_The problem_
Your answer should be a single number: the count of lines containing the string "color".

Dataset records
start
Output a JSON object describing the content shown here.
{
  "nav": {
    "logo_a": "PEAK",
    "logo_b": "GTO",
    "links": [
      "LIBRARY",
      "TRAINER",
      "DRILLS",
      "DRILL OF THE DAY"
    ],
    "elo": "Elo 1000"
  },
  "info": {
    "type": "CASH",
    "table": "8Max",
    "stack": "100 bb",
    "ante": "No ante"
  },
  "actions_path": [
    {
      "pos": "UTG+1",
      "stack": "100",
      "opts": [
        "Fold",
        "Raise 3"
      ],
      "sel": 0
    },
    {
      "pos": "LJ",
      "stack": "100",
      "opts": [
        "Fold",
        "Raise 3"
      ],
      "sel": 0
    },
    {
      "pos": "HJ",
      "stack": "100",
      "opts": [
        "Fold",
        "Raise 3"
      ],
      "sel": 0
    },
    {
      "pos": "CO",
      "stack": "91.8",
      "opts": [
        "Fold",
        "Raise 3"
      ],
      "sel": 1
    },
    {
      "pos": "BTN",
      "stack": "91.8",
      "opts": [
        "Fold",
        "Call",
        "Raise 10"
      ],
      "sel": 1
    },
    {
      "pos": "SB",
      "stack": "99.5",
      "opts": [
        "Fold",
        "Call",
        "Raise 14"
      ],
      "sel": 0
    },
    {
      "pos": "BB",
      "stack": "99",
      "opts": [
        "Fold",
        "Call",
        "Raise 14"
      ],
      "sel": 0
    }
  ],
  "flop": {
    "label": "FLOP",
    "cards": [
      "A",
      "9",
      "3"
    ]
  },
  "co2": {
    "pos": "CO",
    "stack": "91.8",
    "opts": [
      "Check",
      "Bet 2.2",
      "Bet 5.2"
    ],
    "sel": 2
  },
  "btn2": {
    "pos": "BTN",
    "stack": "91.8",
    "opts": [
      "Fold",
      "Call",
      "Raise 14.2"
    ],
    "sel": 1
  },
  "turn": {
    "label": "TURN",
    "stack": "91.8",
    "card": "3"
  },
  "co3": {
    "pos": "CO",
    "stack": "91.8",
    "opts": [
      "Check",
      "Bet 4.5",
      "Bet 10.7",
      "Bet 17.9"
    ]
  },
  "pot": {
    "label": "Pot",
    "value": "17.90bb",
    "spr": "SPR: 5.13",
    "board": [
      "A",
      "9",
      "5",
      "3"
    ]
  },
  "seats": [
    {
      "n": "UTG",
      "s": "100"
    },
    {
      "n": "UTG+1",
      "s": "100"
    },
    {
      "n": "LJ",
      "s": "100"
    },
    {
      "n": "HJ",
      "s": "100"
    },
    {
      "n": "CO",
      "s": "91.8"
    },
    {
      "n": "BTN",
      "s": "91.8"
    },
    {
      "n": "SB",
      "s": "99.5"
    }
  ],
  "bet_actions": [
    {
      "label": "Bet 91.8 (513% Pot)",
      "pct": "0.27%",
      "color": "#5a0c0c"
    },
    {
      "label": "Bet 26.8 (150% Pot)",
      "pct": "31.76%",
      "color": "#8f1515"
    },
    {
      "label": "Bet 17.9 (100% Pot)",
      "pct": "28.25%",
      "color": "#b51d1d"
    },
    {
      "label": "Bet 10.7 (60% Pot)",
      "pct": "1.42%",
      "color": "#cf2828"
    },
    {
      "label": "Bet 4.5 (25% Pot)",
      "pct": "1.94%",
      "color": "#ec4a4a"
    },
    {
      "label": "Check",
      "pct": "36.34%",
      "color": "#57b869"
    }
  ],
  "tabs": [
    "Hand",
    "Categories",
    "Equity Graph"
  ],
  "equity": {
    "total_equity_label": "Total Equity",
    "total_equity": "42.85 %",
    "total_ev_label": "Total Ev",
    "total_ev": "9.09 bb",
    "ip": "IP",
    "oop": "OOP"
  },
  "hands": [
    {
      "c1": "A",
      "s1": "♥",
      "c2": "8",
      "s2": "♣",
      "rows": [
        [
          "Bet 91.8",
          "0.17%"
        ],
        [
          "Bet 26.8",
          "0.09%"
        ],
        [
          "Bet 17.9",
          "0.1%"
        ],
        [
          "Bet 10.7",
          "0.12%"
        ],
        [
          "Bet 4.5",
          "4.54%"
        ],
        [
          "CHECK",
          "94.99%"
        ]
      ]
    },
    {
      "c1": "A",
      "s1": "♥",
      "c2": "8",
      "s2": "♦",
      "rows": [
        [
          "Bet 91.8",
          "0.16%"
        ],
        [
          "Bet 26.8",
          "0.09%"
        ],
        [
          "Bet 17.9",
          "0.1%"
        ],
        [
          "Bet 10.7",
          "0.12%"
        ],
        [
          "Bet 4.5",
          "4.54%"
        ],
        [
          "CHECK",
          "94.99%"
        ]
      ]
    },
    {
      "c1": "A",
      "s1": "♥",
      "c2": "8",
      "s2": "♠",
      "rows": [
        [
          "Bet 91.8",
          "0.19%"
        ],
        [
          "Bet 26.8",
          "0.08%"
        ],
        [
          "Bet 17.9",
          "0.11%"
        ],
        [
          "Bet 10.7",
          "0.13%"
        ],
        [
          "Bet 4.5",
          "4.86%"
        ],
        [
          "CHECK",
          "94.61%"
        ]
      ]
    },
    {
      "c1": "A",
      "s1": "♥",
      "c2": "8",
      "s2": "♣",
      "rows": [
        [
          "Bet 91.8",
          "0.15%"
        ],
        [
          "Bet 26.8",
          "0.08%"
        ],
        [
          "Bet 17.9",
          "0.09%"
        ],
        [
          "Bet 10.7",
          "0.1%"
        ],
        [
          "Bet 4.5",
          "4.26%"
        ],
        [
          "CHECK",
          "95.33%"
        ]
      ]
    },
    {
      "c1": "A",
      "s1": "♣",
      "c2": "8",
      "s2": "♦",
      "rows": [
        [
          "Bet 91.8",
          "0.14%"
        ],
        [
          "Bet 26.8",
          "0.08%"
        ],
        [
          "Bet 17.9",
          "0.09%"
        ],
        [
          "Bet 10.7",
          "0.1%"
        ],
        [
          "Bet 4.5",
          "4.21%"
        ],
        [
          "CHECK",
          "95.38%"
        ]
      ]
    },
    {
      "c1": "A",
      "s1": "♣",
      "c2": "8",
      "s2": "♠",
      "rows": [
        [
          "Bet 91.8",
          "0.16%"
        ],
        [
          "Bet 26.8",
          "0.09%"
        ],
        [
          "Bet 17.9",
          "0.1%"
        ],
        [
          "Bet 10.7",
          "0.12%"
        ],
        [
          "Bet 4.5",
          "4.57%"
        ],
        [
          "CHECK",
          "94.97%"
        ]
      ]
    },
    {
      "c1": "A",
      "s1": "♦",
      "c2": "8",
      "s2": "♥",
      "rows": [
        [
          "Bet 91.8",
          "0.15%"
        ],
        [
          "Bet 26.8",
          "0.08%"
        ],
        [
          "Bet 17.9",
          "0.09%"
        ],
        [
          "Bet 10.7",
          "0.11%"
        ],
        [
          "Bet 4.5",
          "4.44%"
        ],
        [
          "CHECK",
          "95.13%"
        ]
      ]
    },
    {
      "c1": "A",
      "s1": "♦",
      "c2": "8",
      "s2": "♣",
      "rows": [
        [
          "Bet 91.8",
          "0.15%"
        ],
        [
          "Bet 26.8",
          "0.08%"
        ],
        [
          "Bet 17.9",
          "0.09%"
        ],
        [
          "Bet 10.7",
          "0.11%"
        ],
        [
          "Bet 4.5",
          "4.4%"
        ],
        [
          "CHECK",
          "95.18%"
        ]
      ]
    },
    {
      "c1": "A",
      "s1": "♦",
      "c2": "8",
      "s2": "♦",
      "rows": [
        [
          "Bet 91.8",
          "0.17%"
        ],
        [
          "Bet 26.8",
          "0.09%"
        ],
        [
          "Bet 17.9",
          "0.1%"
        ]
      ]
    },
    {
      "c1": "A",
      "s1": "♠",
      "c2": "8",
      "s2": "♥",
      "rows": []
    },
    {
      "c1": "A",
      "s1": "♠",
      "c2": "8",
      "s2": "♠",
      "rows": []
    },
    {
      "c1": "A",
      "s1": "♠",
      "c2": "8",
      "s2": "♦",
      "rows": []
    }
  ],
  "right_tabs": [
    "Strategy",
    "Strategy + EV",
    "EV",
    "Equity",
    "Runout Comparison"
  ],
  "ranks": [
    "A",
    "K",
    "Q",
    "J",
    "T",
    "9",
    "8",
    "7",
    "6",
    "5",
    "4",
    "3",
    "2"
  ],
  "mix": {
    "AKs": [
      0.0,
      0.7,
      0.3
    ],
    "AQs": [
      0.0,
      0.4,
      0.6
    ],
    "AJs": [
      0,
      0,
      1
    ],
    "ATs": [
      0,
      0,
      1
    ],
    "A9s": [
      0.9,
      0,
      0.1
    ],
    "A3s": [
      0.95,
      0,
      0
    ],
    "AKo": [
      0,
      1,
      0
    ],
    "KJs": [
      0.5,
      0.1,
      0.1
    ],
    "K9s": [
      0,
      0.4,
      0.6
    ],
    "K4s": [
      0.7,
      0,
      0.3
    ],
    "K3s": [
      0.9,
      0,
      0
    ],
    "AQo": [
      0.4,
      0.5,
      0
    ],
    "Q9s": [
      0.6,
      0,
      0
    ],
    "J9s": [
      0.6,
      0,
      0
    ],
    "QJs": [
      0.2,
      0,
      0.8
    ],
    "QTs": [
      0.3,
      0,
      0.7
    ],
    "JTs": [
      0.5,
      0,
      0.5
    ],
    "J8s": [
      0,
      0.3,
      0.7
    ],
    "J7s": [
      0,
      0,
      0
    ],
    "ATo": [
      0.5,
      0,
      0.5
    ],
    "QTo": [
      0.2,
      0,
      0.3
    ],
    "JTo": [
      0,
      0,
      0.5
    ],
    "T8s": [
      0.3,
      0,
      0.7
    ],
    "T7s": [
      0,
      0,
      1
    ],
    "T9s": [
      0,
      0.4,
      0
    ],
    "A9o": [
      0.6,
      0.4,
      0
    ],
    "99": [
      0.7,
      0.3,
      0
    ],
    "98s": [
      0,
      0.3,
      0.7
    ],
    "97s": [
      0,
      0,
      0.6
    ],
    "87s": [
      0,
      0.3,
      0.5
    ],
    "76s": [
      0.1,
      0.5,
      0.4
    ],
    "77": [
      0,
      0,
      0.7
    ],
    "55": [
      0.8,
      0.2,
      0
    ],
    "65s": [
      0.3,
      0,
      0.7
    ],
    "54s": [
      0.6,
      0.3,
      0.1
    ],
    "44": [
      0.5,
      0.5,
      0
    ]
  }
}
end
_Answer for this exercise_
6